▶ **The exercise**
Lines that include the word "braided" are the ones to copy.

▶ **Extracted material**
------------------------------------------------------------------------

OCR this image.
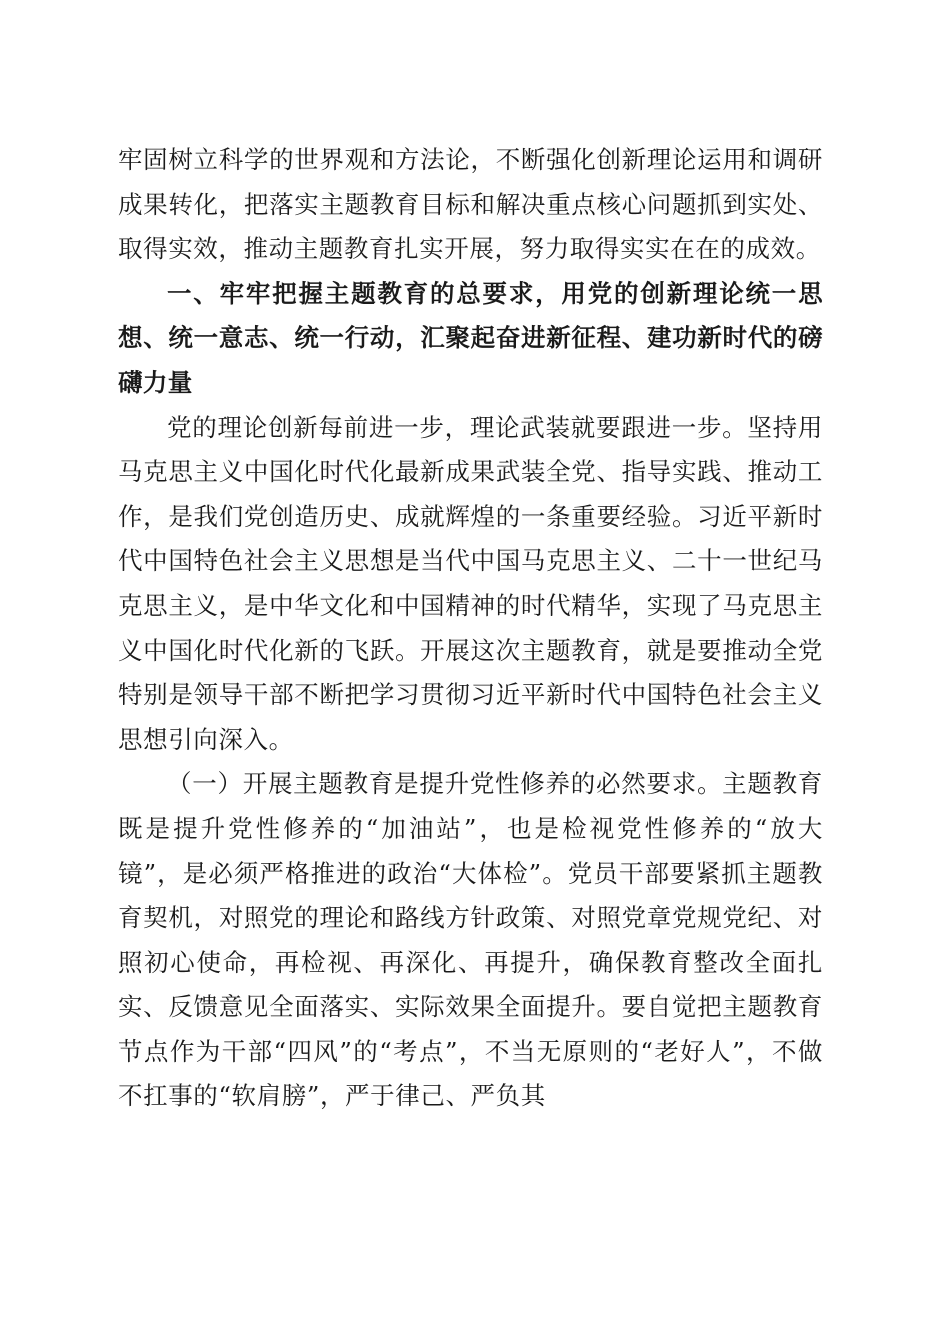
牢固树立科学的世界观和方法论，不断强化创新理论运用和调研成果转化，把落实主题教育目标和解决重点核心问题抓到实处、取得实效，推动主题教育扎实开展，努力取得实实在在的成效。

一、牢牢把握主题教育的总要求，用党的创新理论统一思想、统一意志、统一行动，汇聚起奋进新征程、建功新时代的磅礴力量

党的理论创新每前进一步，理论武装就要跟进一步。坚持用马克思主义中国化时代化最新成果武装全党、指导实践、推动工作，是我们党创造历史、成就辉煌的一条重要经验。习近平新时代中国特色社会主义思想是当代中国马克思主义、二十一世纪马克思主义，是中华文化和中国精神的时代精华，实现了马克思主义中国化时代化新的飞跃。开展这次主题教育，就是要推动全党特别是领导干部不断把学习贯彻习近平新时代中国特色社会主义思想引向深入。

（一）开展主题教育是提升党性修养的必然要求。主题教育既是提升党性修养的“加油站”，也是检视党性修养的“放大镜”，是必须严格推进的政治“大体检”。党员干部要紧抓主题教育契机，对照党的理论和路线方针政策、对照党章党规党纪、对照初心使命，再检视、再深化、再提升，确保教育整改全面扎实、反馈意见全面落实、实际效果全面提升。要自觉把主题教育节点作为干部“四风”的“考点”，不当无原则的“老好人”，不做不扛事的“软肩膀”，严于律己、严负其
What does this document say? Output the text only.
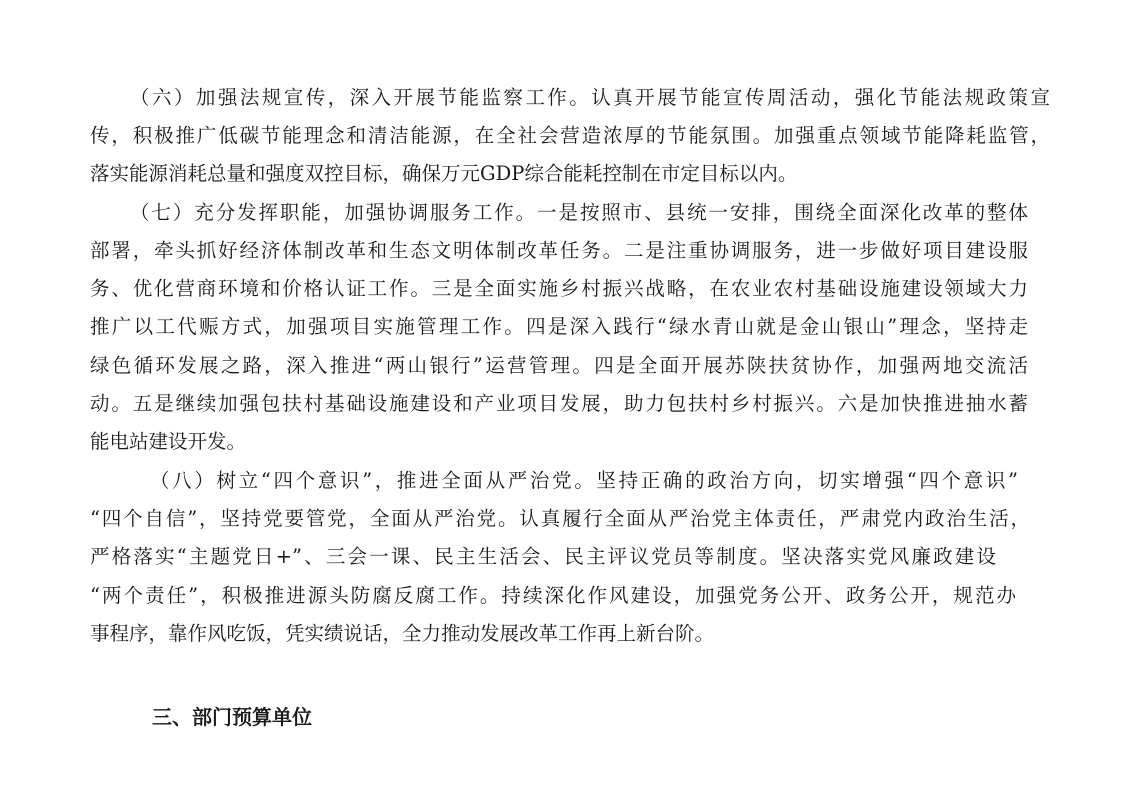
（六）加强法规宣传，深入开展节能监察工作。认真开展节能宣传周活动，强化节能法规政策宣
传，积极推广低碳节能理念和清洁能源，在全社会营造浓厚的节能氛围。加强重点领域节能降耗监管，
落实能源消耗总量和强度双控目标，确保万元GDP综合能耗控制在市定目标以内。
（七）充分发挥职能，加强协调服务工作。一是按照市、县统一安排，围绕全面深化改革的整体
部署，牵头抓好经济体制改革和生态文明体制改革任务。二是注重协调服务，进一步做好项目建设服
务、优化营商环境和价格认证工作。三是全面实施乡村振兴战略，在农业农村基础设施建设领域大力
推广以工代赈方式，加强项目实施管理工作。四是深入践行“绿水青山就是金山银山”理念，坚持走
绿色循环发展之路，深入推进“两山银行”运营管理。四是全面开展苏陕扶贫协作，加强两地交流活
动。五是继续加强包扶村基础设施建设和产业项目发展，助力包扶村乡村振兴。六是加快推进抽水蓄
能电站建设开发。
（八）树立“四个意识”，推进全面从严治党。坚持正确的政治方向，切实增强“四个意识”
“四个自信”，坚持党要管党，全面从严治党。认真履行全面从严治党主体责任，严肃党内政治生活，
严格落实“主题党日+”、三会一课、民主生活会、民主评议党员等制度。坚决落实党风廉政建设
“两个责任”，积极推进源头防腐反腐工作。持续深化作风建设，加强党务公开、政务公开，规范办
事程序，靠作风吃饭，凭实绩说话，全力推动发展改革工作再上新台阶。
三、部门预算单位
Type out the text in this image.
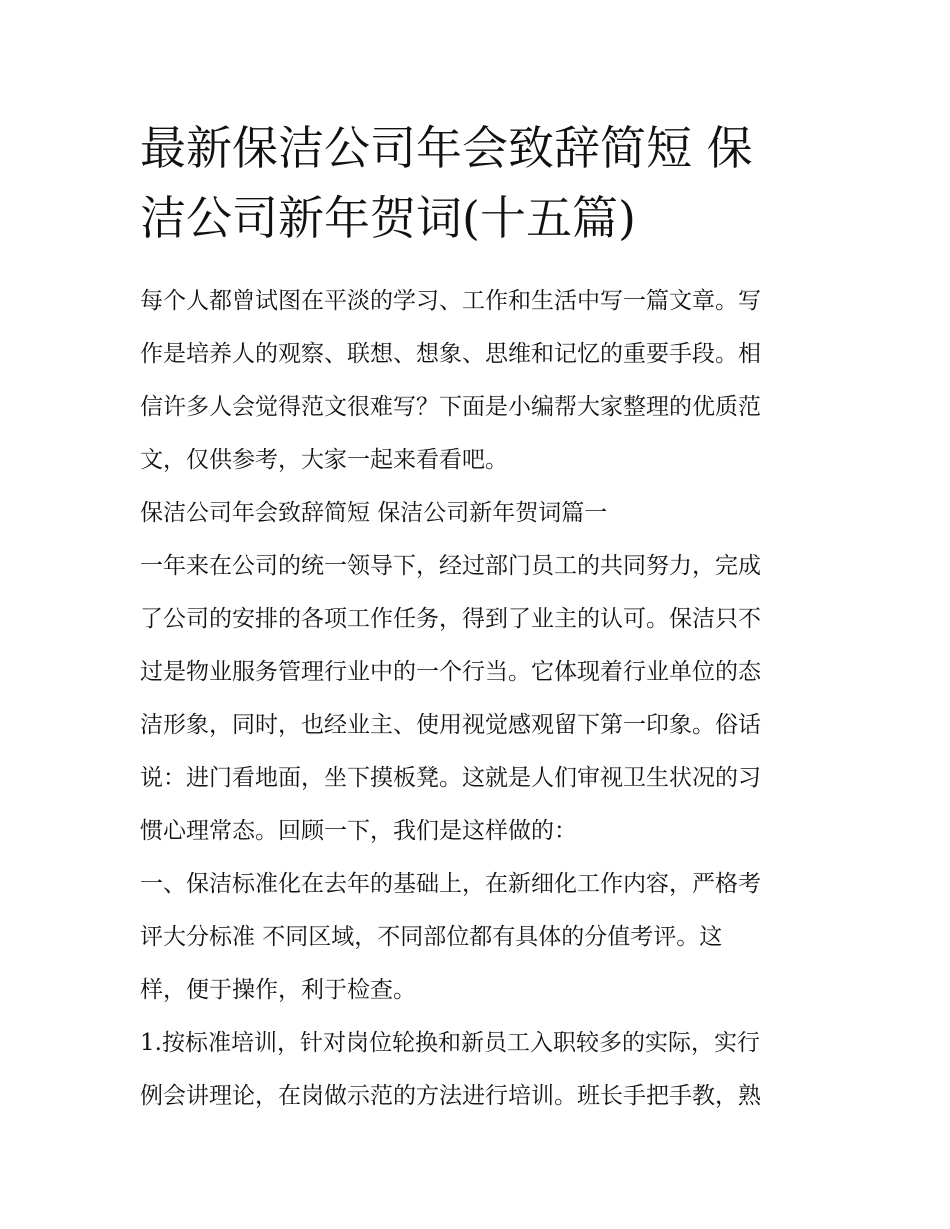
最新保洁公司年会致辞简短 保
洁公司新年贺词(十五篇)
每个人都曾试图在平淡的学习、工作和生活中写一篇文章。写
作是培养人的观察、联想、想象、思维和记忆的重要手段。相
信许多人会觉得范文很难写？下面是小编帮大家整理的优质范
文，仅供参考，大家一起来看看吧。
保洁公司年会致辞简短 保洁公司新年贺词篇一
一年来在公司的统一领导下，经过部门员工的共同努力，完成
了公司的安排的各项工作任务，得到了业主的认可。保洁只不
过是物业服务管理行业中的一个行当。它体现着行业单位的态
洁形象，同时，也经业主、使用视觉感观留下第一印象。俗话
说：进门看地面，坐下摸板凳。这就是人们审视卫生状况的习
惯心理常态。回顾一下，我们是这样做的：
一、保洁标准化在去年的基础上，在新细化工作内容，严格考
评大分标准 不同区域，不同部位都有具体的分值考评。这
样，便于操作，利于检查。
1.按标准培训，针对岗位轮换和新员工入职较多的实际，实行
例会讲理论，在岗做示范的方法进行培训。班长手把手教，熟
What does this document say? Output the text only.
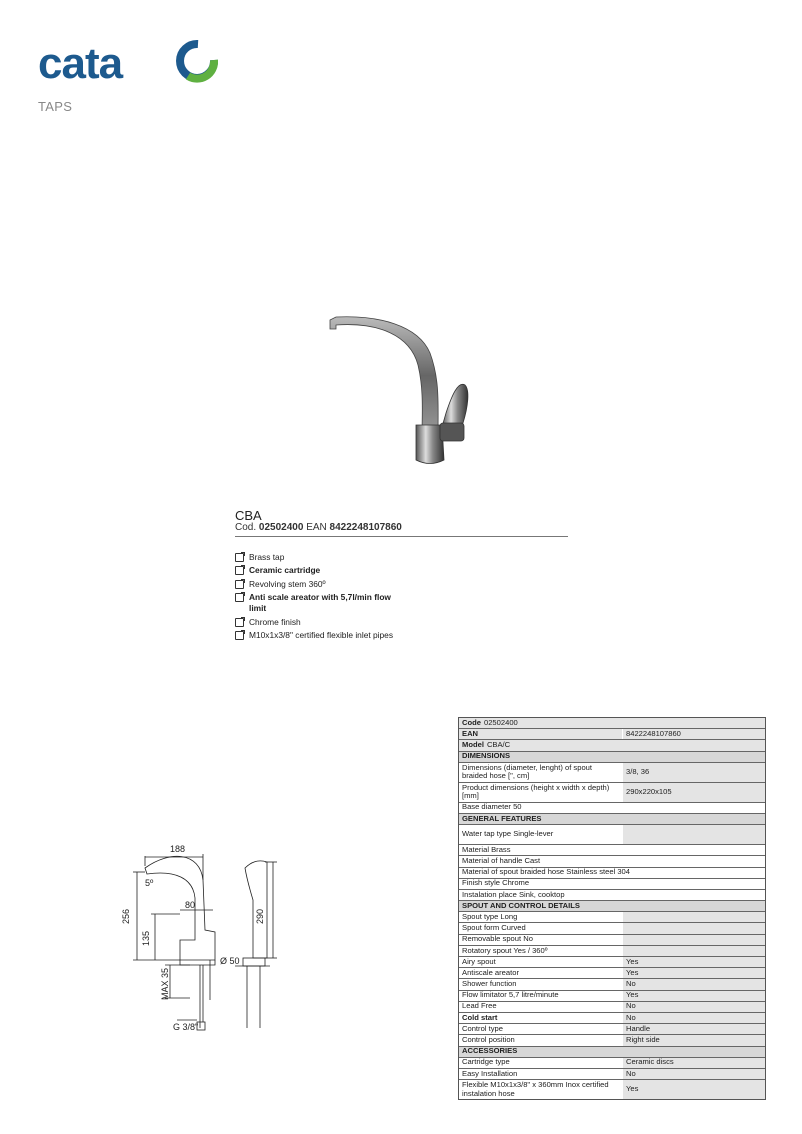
cata
TAPS
CBA
Cod. 02502400 EAN 8422248107860
Brass tap
Ceramic cartridge
Revolving stem 360º
Anti scale areator with 5,7l/min flow limit
Chrome finish
M10x1x3/8" certified flexible inlet pipes
188
5º
80
256
135
290
Ø 50
MAX 35
G 3/8"
Code 02502400
EAN	8422248107860
Model CBA/C
DIMENSIONS
Dimensions (diameter, lenght) of spout braided hose [", cm]	3/8, 36
Product dimensions (height x width x depth) [mm]	290x220x105
Base diameter 50
GENERAL FEATURES
Water tap type Single-lever
Material Brass
Material of handle Cast
Material of spout braided hose Stainless steel 304
Finish style Chrome
Instalation place Sink, cooktop
SPOUT AND CONTROL DETAILS
Spout type Long
Spout form Curved
Removable spout No
Rotatory spout Yes / 360º
Airy spout	Yes
Antiscale areator	Yes
Shower function	No
Flow limitator 5,7 litre/minute	Yes
Lead Free	No
Cold start	No
Control type	Handle
Control position	Right side
ACCESSORIES
Cartridge type	Ceramic discs
Easy Installation	No
Flexible M10x1x3/8" x 360mm Inox certified instalation hose	Yes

------------------------------------------------------------------------

▶ **Completed exercise**
Dimensions (diameter, lenght) of spout braided hose [", cm]	3/8, 36
Material of spout braided hose Stainless steel 304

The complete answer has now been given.